YOUR GOAL
Images should be left out, and everything else in the listing reproduced exactly.

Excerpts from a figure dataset

** Start **

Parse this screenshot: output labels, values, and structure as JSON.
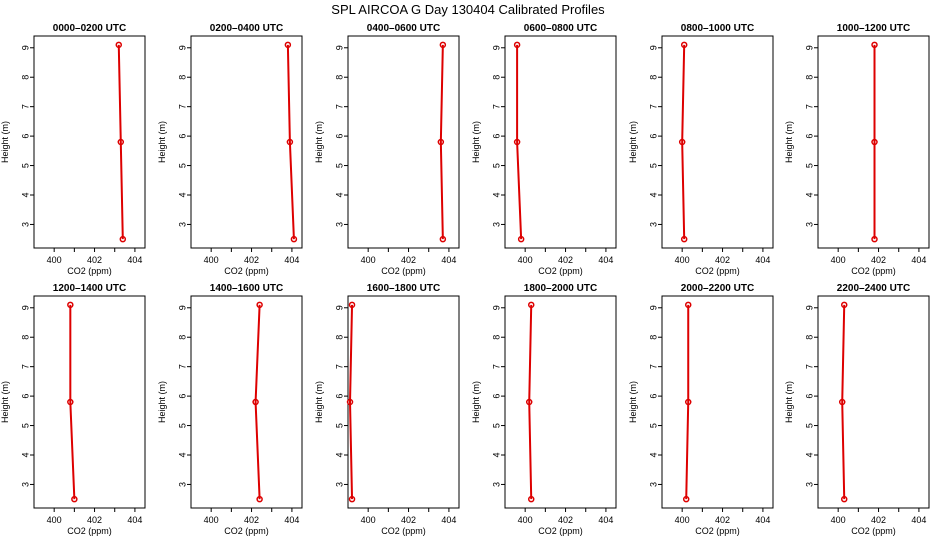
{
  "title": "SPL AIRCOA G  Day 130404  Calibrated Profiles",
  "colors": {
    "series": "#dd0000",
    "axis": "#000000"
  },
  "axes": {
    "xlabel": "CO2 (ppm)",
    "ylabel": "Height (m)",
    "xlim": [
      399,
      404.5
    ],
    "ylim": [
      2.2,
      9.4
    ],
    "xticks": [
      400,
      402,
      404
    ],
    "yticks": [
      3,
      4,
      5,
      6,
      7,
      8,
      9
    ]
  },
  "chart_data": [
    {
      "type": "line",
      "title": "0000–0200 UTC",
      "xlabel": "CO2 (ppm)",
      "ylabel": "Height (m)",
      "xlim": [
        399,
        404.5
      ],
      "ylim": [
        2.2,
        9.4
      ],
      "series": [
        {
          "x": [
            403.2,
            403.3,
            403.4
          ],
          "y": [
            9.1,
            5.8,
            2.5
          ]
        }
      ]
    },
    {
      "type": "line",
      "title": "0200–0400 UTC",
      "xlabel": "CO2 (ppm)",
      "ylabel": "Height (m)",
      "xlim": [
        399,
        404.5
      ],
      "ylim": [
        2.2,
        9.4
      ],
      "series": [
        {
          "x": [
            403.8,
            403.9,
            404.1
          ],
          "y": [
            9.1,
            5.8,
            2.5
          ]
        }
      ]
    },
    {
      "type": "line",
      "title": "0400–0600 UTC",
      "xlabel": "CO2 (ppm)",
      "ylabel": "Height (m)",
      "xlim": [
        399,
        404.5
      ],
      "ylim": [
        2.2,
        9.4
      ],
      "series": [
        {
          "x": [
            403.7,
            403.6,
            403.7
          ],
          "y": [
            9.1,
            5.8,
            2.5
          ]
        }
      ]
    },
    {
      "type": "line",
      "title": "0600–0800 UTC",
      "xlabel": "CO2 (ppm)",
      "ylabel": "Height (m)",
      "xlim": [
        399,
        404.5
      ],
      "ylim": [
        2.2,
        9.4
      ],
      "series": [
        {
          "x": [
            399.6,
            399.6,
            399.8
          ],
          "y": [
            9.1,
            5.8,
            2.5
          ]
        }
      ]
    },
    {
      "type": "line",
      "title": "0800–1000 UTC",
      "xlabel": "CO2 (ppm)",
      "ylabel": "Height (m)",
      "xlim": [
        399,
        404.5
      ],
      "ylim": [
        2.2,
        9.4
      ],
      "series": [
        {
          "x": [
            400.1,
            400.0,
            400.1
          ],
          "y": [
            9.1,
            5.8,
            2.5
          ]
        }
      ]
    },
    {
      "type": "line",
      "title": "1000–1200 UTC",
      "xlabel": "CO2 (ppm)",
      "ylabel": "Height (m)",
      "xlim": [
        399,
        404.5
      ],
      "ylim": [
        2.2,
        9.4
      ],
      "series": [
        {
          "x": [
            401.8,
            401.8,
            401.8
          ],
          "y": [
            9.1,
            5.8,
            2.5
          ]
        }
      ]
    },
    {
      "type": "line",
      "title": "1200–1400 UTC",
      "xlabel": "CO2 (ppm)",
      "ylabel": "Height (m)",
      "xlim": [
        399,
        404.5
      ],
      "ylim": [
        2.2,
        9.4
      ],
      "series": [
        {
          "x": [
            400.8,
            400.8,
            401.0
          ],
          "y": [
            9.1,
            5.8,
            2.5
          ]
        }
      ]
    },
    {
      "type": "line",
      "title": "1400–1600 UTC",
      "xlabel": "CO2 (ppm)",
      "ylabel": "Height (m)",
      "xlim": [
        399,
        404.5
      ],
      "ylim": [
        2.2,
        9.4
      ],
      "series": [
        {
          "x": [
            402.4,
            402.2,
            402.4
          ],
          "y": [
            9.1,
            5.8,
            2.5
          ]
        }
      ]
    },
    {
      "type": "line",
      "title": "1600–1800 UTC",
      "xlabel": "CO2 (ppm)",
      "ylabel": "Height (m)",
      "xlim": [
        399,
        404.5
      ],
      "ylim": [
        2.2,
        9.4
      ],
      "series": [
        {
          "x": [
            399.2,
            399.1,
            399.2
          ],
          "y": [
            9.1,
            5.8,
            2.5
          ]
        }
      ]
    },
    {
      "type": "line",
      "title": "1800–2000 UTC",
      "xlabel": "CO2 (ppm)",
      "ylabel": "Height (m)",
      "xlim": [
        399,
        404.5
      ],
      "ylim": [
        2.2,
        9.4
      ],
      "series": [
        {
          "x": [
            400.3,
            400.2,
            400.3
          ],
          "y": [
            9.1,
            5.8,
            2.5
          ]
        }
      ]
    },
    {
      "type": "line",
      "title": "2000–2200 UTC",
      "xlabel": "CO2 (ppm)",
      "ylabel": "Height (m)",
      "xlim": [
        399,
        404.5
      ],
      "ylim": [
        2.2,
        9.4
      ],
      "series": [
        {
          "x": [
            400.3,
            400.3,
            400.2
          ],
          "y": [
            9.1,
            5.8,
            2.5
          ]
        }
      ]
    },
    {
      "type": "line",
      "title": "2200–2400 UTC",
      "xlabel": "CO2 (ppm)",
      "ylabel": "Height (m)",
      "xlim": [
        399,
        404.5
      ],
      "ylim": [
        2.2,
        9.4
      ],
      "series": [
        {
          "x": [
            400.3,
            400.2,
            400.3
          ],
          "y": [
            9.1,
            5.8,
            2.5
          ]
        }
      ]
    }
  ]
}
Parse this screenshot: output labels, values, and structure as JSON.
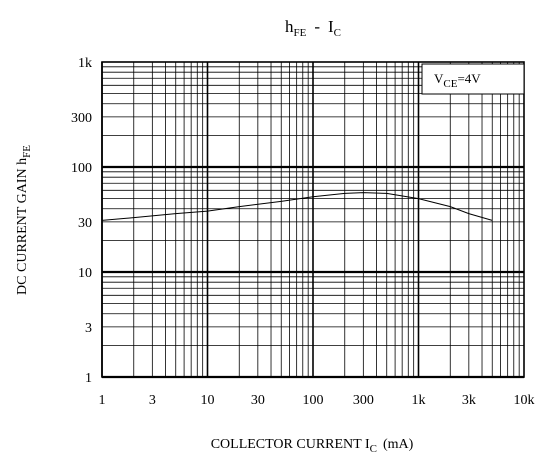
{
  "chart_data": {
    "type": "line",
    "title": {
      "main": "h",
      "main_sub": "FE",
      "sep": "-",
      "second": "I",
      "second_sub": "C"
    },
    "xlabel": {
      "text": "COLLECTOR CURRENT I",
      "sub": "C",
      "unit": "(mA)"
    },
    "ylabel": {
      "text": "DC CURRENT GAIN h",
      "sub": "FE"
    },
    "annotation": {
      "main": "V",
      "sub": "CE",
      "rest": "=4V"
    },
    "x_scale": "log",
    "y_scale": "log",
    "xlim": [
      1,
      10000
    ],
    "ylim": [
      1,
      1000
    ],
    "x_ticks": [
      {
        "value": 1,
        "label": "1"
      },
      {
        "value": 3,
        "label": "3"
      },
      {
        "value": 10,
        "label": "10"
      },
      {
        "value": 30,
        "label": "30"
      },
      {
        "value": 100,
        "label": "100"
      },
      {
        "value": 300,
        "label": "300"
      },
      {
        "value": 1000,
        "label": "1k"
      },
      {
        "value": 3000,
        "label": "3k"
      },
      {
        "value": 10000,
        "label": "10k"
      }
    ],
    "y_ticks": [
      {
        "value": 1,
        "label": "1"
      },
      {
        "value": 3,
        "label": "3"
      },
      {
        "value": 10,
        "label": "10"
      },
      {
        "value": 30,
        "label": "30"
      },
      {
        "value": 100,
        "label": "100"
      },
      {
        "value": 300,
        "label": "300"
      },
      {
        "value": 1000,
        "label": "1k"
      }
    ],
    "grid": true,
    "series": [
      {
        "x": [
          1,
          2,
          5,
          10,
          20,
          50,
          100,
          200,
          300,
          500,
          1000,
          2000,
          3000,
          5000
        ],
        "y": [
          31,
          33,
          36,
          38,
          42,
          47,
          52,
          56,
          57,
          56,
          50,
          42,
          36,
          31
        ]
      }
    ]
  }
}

** End **

WORKED SOLUTION
Parse this screenshot: output labels, values, and structure as JSON.
{
  "title": "SPL AIRCOA G  Day 130404  Calibrated Profiles",
  "colors": {
    "series": "#dd0000",
    "axis": "#000000"
  },
  "axes": {
    "xlabel": "CO2 (ppm)",
    "ylabel": "Height (m)",
    "xlim": [
      399,
      404.5
    ],
    "ylim": [
      2.2,
      9.4
    ],
    "xticks": [
      400,
      402,
      404
    ],
    "yticks": [
      3,
      4,
      5,
      6,
      7,
      8,
      9
    ]
  },
  "chart_data": [
    {
      "type": "line",
      "title": "0000–0200 UTC",
      "xlabel": "CO2 (ppm)",
      "ylabel": "Height (m)",
      "xlim": [
        399,
        404.5
      ],
      "ylim": [
        2.2,
        9.4
      ],
      "series": [
        {
          "x": [
            403.2,
            403.3,
            403.4
          ],
          "y": [
            9.1,
            5.8,
            2.5
          ]
        }
      ]
    },
    {
      "type": "line",
      "title": "0200–0400 UTC",
      "xlabel": "CO2 (ppm)",
      "ylabel": "Height (m)",
      "xlim": [
        399,
        404.5
      ],
      "ylim": [
        2.2,
        9.4
      ],
      "series": [
        {
          "x": [
            403.8,
            403.9,
            404.1
          ],
          "y": [
            9.1,
            5.8,
            2.5
          ]
        }
      ]
    },
    {
      "type": "line",
      "title": "0400–0600 UTC",
      "xlabel": "CO2 (ppm)",
      "ylabel": "Height (m)",
      "xlim": [
        399,
        404.5
      ],
      "ylim": [
        2.2,
        9.4
      ],
      "series": [
        {
          "x": [
            403.7,
            403.6,
            403.7
          ],
          "y": [
            9.1,
            5.8,
            2.5
          ]
        }
      ]
    },
    {
      "type": "line",
      "title": "0600–0800 UTC",
      "xlabel": "CO2 (ppm)",
      "ylabel": "Height (m)",
      "xlim": [
        399,
        404.5
      ],
      "ylim": [
        2.2,
        9.4
      ],
      "series": [
        {
          "x": [
            399.6,
            399.6,
            399.8
          ],
          "y": [
            9.1,
            5.8,
            2.5
          ]
        }
      ]
    },
    {
      "type": "line",
      "title": "0800–1000 UTC",
      "xlabel": "CO2 (ppm)",
      "ylabel": "Height (m)",
      "xlim": [
        399,
        404.5
      ],
      "ylim": [
        2.2,
        9.4
      ],
      "series": [
        {
          "x": [
            400.1,
            400.0,
            400.1
          ],
          "y": [
            9.1,
            5.8,
            2.5
          ]
        }
      ]
    },
    {
      "type": "line",
      "title": "1000–1200 UTC",
      "xlabel": "CO2 (ppm)",
      "ylabel": "Height (m)",
      "xlim": [
        399,
        404.5
      ],
      "ylim": [
        2.2,
        9.4
      ],
      "series": [
        {
          "x": [
            401.8,
            401.8,
            401.8
          ],
          "y": [
            9.1,
            5.8,
            2.5
          ]
        }
      ]
    },
    {
      "type": "line",
      "title": "1200–1400 UTC",
      "xlabel": "CO2 (ppm)",
      "ylabel": "Height (m)",
      "xlim": [
        399,
        404.5
      ],
      "ylim": [
        2.2,
        9.4
      ],
      "series": [
        {
          "x": [
            400.8,
            400.8,
            401.0
          ],
          "y": [
            9.1,
            5.8,
            2.5
          ]
        }
      ]
    },
    {
      "type": "line",
      "title": "1400–1600 UTC",
      "xlabel": "CO2 (ppm)",
      "ylabel": "Height (m)",
      "xlim": [
        399,
        404.5
      ],
      "ylim": [
        2.2,
        9.4
      ],
      "series": [
        {
          "x": [
            402.4,
            402.2,
            402.4
          ],
          "y": [
            9.1,
            5.8,
            2.5
          ]
        }
      ]
    },
    {
      "type": "line",
      "title": "1600–1800 UTC",
      "xlabel": "CO2 (ppm)",
      "ylabel": "Height (m)",
      "xlim": [
        399,
        404.5
      ],
      "ylim": [
        2.2,
        9.4
      ],
      "series": [
        {
          "x": [
            399.2,
            399.1,
            399.2
          ],
          "y": [
            9.1,
            5.8,
            2.5
          ]
        }
      ]
    },
    {
      "type": "line",
      "title": "1800–2000 UTC",
      "xlabel": "CO2 (ppm)",
      "ylabel": "Height (m)",
      "xlim": [
        399,
        404.5
      ],
      "ylim": [
        2.2,
        9.4
      ],
      "series": [
        {
          "x": [
            400.3,
            400.2,
            400.3
          ],
          "y": [
            9.1,
            5.8,
            2.5
          ]
        }
      ]
    },
    {
      "type": "line",
      "title": "2000–2200 UTC",
      "xlabel": "CO2 (ppm)",
      "ylabel": "Height (m)",
      "xlim": [
        399,
        404.5
      ],
      "ylim": [
        2.2,
        9.4
      ],
      "series": [
        {
          "x": [
            400.3,
            400.3,
            400.2
          ],
          "y": [
            9.1,
            5.8,
            2.5
          ]
        }
      ]
    },
    {
      "type": "line",
      "title": "2200–2400 UTC",
      "xlabel": "CO2 (ppm)",
      "ylabel": "Height (m)",
      "xlim": [
        399,
        404.5
      ],
      "ylim": [
        2.2,
        9.4
      ],
      "series": [
        {
          "x": [
            400.3,
            400.2,
            400.3
          ],
          "y": [
            9.1,
            5.8,
            2.5
          ]
        }
      ]
    }
  ]
}
Parse this screenshot: output labels, values, and structure as JSON.
{
  "chart_data": {
    "type": "line",
    "title": {
      "main": "h",
      "main_sub": "FE",
      "sep": "-",
      "second": "I",
      "second_sub": "C"
    },
    "xlabel": {
      "text": "COLLECTOR CURRENT I",
      "sub": "C",
      "unit": "(mA)"
    },
    "ylabel": {
      "text": "DC CURRENT GAIN h",
      "sub": "FE"
    },
    "annotation": {
      "main": "V",
      "sub": "CE",
      "rest": "=4V"
    },
    "x_scale": "log",
    "y_scale": "log",
    "xlim": [
      1,
      10000
    ],
    "ylim": [
      1,
      1000
    ],
    "x_ticks": [
      {
        "value": 1,
        "label": "1"
      },
      {
        "value": 3,
        "label": "3"
      },
      {
        "value": 10,
        "label": "10"
      },
      {
        "value": 30,
        "label": "30"
      },
      {
        "value": 100,
        "label": "100"
      },
      {
        "value": 300,
        "label": "300"
      },
      {
        "value": 1000,
        "label": "1k"
      },
      {
        "value": 3000,
        "label": "3k"
      },
      {
        "value": 10000,
        "label": "10k"
      }
    ],
    "y_ticks": [
      {
        "value": 1,
        "label": "1"
      },
      {
        "value": 3,
        "label": "3"
      },
      {
        "value": 10,
        "label": "10"
      },
      {
        "value": 30,
        "label": "30"
      },
      {
        "value": 100,
        "label": "100"
      },
      {
        "value": 300,
        "label": "300"
      },
      {
        "value": 1000,
        "label": "1k"
      }
    ],
    "grid": true,
    "series": [
      {
        "x": [
          1,
          2,
          5,
          10,
          20,
          50,
          100,
          200,
          300,
          500,
          1000,
          2000,
          3000,
          5000
        ],
        "y": [
          31,
          33,
          36,
          38,
          42,
          47,
          52,
          56,
          57,
          56,
          50,
          42,
          36,
          31
        ]
      }
    ]
  }
}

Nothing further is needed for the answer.